Problem requirements> Read the records below. Copy each line where the string "caption" occurs.

# # #

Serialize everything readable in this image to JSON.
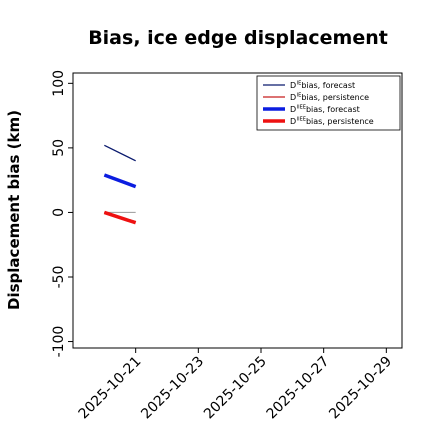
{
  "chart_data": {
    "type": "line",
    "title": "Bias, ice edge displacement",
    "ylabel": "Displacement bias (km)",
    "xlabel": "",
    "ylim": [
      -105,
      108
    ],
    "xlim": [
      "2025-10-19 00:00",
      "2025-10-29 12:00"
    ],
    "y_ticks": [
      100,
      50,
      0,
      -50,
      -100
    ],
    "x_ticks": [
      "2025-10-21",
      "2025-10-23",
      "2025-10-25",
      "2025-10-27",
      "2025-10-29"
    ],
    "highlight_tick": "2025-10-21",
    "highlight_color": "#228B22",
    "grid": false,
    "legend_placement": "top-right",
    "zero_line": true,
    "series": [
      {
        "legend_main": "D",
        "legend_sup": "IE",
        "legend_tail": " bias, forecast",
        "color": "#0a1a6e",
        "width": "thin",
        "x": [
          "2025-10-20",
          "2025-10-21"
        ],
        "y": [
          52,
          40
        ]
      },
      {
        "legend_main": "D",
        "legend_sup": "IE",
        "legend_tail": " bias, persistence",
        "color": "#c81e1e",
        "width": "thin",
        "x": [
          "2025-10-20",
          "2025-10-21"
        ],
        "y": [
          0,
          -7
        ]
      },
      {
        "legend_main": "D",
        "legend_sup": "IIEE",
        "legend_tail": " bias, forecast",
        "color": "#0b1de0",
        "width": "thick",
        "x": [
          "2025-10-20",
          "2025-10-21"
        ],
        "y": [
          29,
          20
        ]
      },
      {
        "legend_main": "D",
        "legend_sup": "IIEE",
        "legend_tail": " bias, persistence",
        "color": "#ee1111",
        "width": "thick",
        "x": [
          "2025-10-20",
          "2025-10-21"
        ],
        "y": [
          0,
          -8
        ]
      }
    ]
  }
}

# # #

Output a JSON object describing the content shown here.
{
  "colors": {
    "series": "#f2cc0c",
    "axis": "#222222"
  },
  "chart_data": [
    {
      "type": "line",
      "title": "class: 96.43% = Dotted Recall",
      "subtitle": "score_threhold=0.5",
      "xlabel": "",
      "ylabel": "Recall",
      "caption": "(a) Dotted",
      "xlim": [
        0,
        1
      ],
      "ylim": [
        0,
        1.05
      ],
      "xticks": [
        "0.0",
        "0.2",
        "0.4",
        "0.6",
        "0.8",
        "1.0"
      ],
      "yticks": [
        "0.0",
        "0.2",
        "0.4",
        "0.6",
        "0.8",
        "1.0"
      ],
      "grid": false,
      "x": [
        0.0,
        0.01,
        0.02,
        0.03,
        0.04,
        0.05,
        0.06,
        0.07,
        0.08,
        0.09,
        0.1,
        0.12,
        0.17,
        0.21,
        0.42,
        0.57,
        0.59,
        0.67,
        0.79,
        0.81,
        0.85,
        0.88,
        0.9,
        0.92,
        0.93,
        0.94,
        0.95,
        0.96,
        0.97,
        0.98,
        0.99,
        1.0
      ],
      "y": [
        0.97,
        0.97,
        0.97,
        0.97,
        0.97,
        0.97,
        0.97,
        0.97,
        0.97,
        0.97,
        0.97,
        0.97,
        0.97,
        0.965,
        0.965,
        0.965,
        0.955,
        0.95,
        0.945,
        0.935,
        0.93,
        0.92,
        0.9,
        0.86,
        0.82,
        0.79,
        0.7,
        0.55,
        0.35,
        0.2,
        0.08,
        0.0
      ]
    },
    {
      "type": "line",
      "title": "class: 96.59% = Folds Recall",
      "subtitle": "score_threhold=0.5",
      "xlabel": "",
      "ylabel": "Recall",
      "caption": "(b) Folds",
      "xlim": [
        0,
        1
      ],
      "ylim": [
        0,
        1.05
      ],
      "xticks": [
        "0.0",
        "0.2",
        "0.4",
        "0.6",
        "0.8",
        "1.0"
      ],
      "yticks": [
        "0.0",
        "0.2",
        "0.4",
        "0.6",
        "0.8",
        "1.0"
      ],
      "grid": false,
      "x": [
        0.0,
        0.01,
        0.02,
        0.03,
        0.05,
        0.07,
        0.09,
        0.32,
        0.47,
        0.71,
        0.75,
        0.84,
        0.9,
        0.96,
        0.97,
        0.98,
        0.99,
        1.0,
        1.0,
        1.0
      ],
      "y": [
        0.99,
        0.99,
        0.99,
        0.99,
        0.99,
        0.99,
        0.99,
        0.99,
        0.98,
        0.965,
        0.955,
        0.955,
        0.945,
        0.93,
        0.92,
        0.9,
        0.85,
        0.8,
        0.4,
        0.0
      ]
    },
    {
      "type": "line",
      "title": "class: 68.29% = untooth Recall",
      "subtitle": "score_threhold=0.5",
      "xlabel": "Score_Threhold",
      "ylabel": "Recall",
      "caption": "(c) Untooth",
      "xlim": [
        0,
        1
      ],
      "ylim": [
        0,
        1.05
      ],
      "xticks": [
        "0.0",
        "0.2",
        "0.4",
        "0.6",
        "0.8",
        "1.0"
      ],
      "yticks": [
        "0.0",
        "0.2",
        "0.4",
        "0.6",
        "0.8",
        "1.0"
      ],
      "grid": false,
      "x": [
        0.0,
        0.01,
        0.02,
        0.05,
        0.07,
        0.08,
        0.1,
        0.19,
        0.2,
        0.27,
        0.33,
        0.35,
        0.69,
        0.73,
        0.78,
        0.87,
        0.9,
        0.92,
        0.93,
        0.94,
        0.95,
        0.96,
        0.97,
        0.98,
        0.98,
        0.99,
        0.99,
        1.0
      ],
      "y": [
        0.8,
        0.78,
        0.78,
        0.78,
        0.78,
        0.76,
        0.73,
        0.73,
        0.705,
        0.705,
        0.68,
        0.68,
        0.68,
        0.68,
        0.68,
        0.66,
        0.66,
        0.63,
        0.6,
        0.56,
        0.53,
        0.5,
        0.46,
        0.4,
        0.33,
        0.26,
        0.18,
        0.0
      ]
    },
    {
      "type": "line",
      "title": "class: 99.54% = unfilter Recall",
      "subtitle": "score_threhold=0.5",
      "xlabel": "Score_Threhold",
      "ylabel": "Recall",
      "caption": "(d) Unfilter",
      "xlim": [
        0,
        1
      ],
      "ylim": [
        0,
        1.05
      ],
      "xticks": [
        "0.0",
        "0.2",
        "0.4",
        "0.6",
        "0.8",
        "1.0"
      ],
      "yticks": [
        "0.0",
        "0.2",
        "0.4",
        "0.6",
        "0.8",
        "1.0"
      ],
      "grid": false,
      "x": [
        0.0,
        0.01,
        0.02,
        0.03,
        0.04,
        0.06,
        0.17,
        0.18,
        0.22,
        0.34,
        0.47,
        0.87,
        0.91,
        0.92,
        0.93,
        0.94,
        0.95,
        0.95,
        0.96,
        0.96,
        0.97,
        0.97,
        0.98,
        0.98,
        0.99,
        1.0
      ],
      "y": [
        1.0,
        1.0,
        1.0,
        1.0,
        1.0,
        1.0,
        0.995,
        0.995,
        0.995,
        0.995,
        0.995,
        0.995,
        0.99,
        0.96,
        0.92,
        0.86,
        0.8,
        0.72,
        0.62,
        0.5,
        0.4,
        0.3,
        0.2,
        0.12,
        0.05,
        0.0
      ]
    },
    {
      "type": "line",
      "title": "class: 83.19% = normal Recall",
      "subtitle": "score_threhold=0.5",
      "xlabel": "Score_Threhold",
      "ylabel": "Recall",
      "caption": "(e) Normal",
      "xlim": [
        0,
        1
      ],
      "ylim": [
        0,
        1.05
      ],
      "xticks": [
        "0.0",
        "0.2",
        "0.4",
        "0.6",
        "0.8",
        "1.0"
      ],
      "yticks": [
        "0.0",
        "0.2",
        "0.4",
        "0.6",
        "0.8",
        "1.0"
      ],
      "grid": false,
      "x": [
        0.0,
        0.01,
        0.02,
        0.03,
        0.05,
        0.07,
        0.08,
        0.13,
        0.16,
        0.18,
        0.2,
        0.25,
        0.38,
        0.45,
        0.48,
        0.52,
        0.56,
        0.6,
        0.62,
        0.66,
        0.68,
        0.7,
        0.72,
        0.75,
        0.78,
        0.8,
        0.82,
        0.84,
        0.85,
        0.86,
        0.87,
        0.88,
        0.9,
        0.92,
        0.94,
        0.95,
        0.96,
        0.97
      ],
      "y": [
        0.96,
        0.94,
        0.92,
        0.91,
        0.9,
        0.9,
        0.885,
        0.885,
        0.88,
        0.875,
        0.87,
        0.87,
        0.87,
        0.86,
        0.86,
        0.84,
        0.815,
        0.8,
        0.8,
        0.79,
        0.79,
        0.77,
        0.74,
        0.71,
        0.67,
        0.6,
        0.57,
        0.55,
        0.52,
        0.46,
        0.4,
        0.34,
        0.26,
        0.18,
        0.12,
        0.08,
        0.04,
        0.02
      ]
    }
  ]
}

# # #

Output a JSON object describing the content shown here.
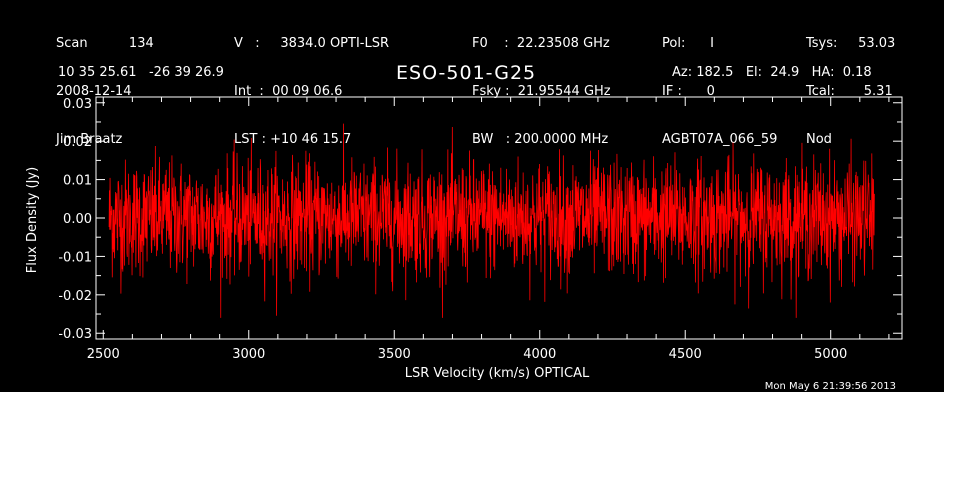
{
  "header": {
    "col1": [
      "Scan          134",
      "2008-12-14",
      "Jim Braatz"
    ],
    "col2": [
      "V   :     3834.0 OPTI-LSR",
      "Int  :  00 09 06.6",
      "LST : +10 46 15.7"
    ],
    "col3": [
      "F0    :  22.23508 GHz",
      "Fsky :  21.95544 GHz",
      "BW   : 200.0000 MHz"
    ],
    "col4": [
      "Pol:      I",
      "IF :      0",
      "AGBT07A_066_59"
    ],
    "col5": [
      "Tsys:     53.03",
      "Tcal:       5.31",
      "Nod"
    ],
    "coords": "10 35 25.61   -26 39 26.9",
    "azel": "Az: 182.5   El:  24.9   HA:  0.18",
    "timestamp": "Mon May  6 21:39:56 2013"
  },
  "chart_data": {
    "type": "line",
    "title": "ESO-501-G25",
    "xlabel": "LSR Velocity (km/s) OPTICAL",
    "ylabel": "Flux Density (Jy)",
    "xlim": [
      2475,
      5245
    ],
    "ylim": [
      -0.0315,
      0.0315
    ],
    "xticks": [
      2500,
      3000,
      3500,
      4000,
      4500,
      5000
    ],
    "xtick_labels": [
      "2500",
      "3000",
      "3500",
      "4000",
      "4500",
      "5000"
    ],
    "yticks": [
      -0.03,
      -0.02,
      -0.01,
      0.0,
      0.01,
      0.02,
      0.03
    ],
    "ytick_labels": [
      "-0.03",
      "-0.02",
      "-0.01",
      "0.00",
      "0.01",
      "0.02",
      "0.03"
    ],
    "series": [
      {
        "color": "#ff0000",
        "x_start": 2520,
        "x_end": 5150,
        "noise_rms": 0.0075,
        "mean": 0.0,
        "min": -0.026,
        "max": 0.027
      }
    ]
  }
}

# # #

Final result>
      "caption": "(a) Dotted",
      "caption": "(b) Folds",
      "caption": "(c) Untooth",
      "caption": "(d) Unfilter",
      "caption": "(e) Normal",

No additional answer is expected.